The records underneath are to be repeated exactly, with the pictures left out.

# DATA TO USE start

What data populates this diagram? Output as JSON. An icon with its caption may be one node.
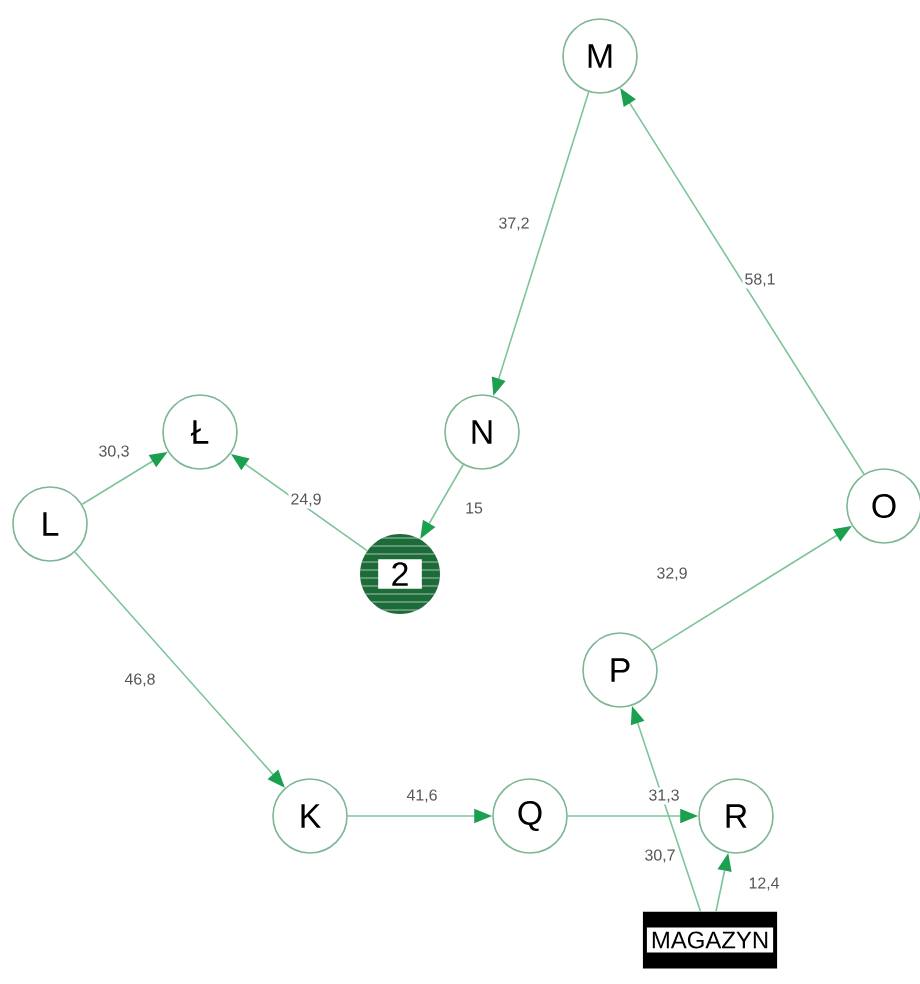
{
  "diagram": {
    "nodes": [
      {
        "text": [
          "M"
        ]
      },
      {
        "text": [
          "Ł"
        ]
      },
      {
        "text": [
          "N"
        ]
      },
      {
        "text": [
          "L"
        ]
      },
      {
        "text": [
          "2"
        ]
      },
      {
        "text": [
          "O"
        ]
      },
      {
        "text": [
          "P"
        ]
      },
      {
        "text": [
          "K"
        ]
      },
      {
        "text": [
          "Q"
        ]
      },
      {
        "text": [
          "R"
        ]
      },
      {
        "text": [
          "MAGAZYN"
        ]
      }
    ],
    "edges": [
      {
        "from": 10,
        "to": 9,
        "arrow": "to",
        "label": "12,4"
      },
      {
        "from": 10,
        "to": 6,
        "arrow": "to",
        "label": "30,7"
      },
      {
        "from": 6,
        "to": 5,
        "arrow": "to",
        "label": "32,9"
      },
      {
        "from": 5,
        "to": 0,
        "arrow": "to",
        "label": "58,1"
      },
      {
        "from": 0,
        "to": 2,
        "arrow": "to",
        "label": "37,2"
      },
      {
        "from": 2,
        "to": 4,
        "arrow": "to",
        "label": "15"
      },
      {
        "from": 4,
        "to": 1,
        "arrow": "to",
        "label": "24,9"
      },
      {
        "from": 3,
        "to": 1,
        "arrow": "to",
        "label": "30,3"
      },
      {
        "from": 3,
        "to": 7,
        "arrow": "to",
        "label": "46,8"
      },
      {
        "from": 7,
        "to": 8,
        "arrow": "to",
        "label": "41,6"
      },
      {
        "from": 8,
        "to": 9,
        "arrow": "to",
        "label": "31,3"
      }
    ]
  }
}
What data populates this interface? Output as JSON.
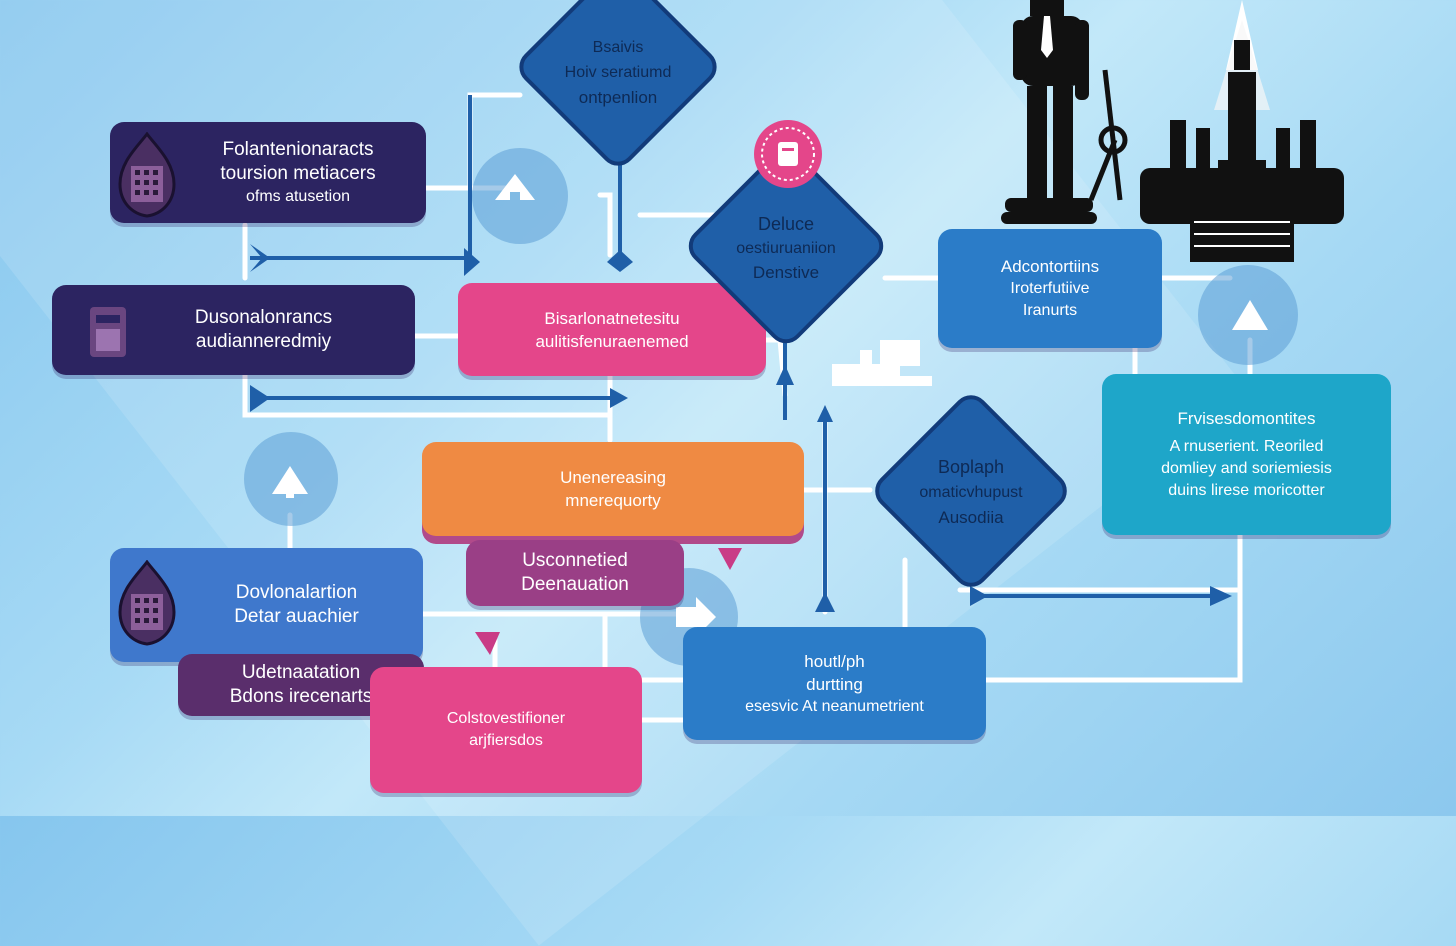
{
  "nodes": {
    "top_diamond": {
      "lines": [
        "Bsaivis",
        "Hoiv seratiumd",
        "ontpenlion"
      ]
    },
    "navy_box_1": {
      "lines": [
        "Folantenionaracts",
        "toursion metiacers",
        "ofms atusetion"
      ]
    },
    "navy_box_2": {
      "lines": [
        "Dusonalonrancs",
        "audianneredmiy"
      ]
    },
    "pink_box_1": {
      "lines": [
        "Bisarlonatnetesitu",
        "aulitisfenuraenemed"
      ]
    },
    "mid_diamond": {
      "lines": [
        "Deluce",
        "oestiuruaniion",
        "Denstive"
      ]
    },
    "blue_box_right": {
      "lines": [
        "Adcontortiins",
        "Iroterfutiive",
        "Iranurts"
      ]
    },
    "teal_box": {
      "lines": [
        "Frvisesdomontites",
        "A rnuserient. Reoriled",
        "domliey and soriemiesis",
        "duins lirese moricotter"
      ]
    },
    "orange_box": {
      "lines": [
        "Unenereasing",
        "mnerequorty"
      ]
    },
    "plum_box": {
      "lines": [
        "Usconnetied",
        "Deenauation"
      ]
    },
    "right_diamond": {
      "lines": [
        "Boplaph",
        "omaticvhupust",
        "Ausodiia"
      ]
    },
    "royal_box": {
      "lines": [
        "Dovlonalartion",
        "Detar auachier"
      ]
    },
    "purple_box": {
      "lines": [
        "Udetnaatation",
        "Bdons irecenarts"
      ]
    },
    "pink_box_2": {
      "lines": [
        "Colstovestifioner",
        "arjfiersdos"
      ]
    },
    "blue_box_bottom": {
      "lines": [
        "houtl/ph",
        "durtting",
        "esesvic At neanumetrient"
      ]
    }
  },
  "colors": {
    "navy": "#2c2461",
    "pink": "#e4468a",
    "blue": "#2b7cc8",
    "teal": "#1ea6c9",
    "orange": "#ef8a43",
    "plum": "#9a3f86",
    "diamond": "#1f5fa8",
    "connector": "#ffffff"
  },
  "icons": [
    "building-icon",
    "document-icon",
    "businessman-silhouette",
    "monument-silhouette",
    "badge-icon",
    "up-arrow-icon",
    "right-arrow-icon"
  ]
}
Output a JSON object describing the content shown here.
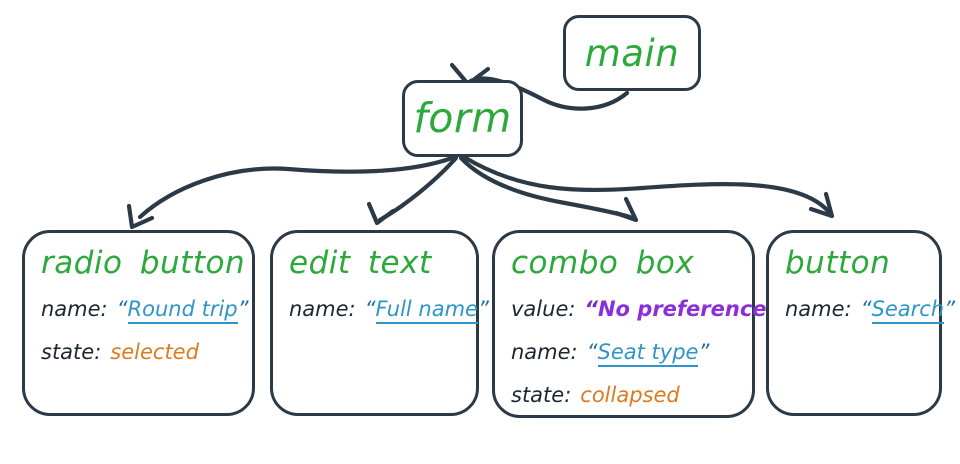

# DATA TO USE end

**CORRECT RESULT**
What data populates this diagram? Output as JSON. An icon with its caption may be one node.
{
  "diagram": {
    "nodes": [
      {
        "text": [
          "M"
        ]
      },
      {
        "text": [
          "Ł"
        ]
      },
      {
        "text": [
          "N"
        ]
      },
      {
        "text": [
          "L"
        ]
      },
      {
        "text": [
          "2"
        ]
      },
      {
        "text": [
          "O"
        ]
      },
      {
        "text": [
          "P"
        ]
      },
      {
        "text": [
          "K"
        ]
      },
      {
        "text": [
          "Q"
        ]
      },
      {
        "text": [
          "R"
        ]
      },
      {
        "text": [
          "MAGAZYN"
        ]
      }
    ],
    "edges": [
      {
        "from": 10,
        "to": 9,
        "arrow": "to",
        "label": "12,4"
      },
      {
        "from": 10,
        "to": 6,
        "arrow": "to",
        "label": "30,7"
      },
      {
        "from": 6,
        "to": 5,
        "arrow": "to",
        "label": "32,9"
      },
      {
        "from": 5,
        "to": 0,
        "arrow": "to",
        "label": "58,1"
      },
      {
        "from": 0,
        "to": 2,
        "arrow": "to",
        "label": "37,2"
      },
      {
        "from": 2,
        "to": 4,
        "arrow": "to",
        "label": "15"
      },
      {
        "from": 4,
        "to": 1,
        "arrow": "to",
        "label": "24,9"
      },
      {
        "from": 3,
        "to": 1,
        "arrow": "to",
        "label": "30,3"
      },
      {
        "from": 3,
        "to": 7,
        "arrow": "to",
        "label": "46,8"
      },
      {
        "from": 7,
        "to": 8,
        "arrow": "to",
        "label": "41,6"
      },
      {
        "from": 8,
        "to": 9,
        "arrow": "to",
        "label": "31,3"
      }
    ]
  }
}
What data populates this interface? Output as JSON.
{
  "nodes": {
    "top_diamond": {
      "lines": [
        "Bsaivis",
        "Hoiv seratiumd",
        "ontpenlion"
      ]
    },
    "navy_box_1": {
      "lines": [
        "Folantenionaracts",
        "toursion metiacers",
        "ofms atusetion"
      ]
    },
    "navy_box_2": {
      "lines": [
        "Dusonalonrancs",
        "audianneredmiy"
      ]
    },
    "pink_box_1": {
      "lines": [
        "Bisarlonatnetesitu",
        "aulitisfenuraenemed"
      ]
    },
    "mid_diamond": {
      "lines": [
        "Deluce",
        "oestiuruaniion",
        "Denstive"
      ]
    },
    "blue_box_right": {
      "lines": [
        "Adcontortiins",
        "Iroterfutiive",
        "Iranurts"
      ]
    },
    "teal_box": {
      "lines": [
        "Frvisesdomontites",
        "A rnuserient. Reoriled",
        "domliey and soriemiesis",
        "duins lirese moricotter"
      ]
    },
    "orange_box": {
      "lines": [
        "Unenereasing",
        "mnerequorty"
      ]
    },
    "plum_box": {
      "lines": [
        "Usconnetied",
        "Deenauation"
      ]
    },
    "right_diamond": {
      "lines": [
        "Boplaph",
        "omaticvhupust",
        "Ausodiia"
      ]
    },
    "royal_box": {
      "lines": [
        "Dovlonalartion",
        "Detar auachier"
      ]
    },
    "purple_box": {
      "lines": [
        "Udetnaatation",
        "Bdons irecenarts"
      ]
    },
    "pink_box_2": {
      "lines": [
        "Colstovestifioner",
        "arjfiersdos"
      ]
    },
    "blue_box_bottom": {
      "lines": [
        "houtl/ph",
        "durtting",
        "esesvic At neanumetrient"
      ]
    }
  },
  "colors": {
    "navy": "#2c2461",
    "pink": "#e4468a",
    "blue": "#2b7cc8",
    "teal": "#1ea6c9",
    "orange": "#ef8a43",
    "plum": "#9a3f86",
    "diamond": "#1f5fa8",
    "connector": "#ffffff"
  },
  "icons": [
    "building-icon",
    "document-icon",
    "businessman-silhouette",
    "monument-silhouette",
    "badge-icon",
    "up-arrow-icon",
    "right-arrow-icon"
  ]
}
Output a JSON object describing the content shown here.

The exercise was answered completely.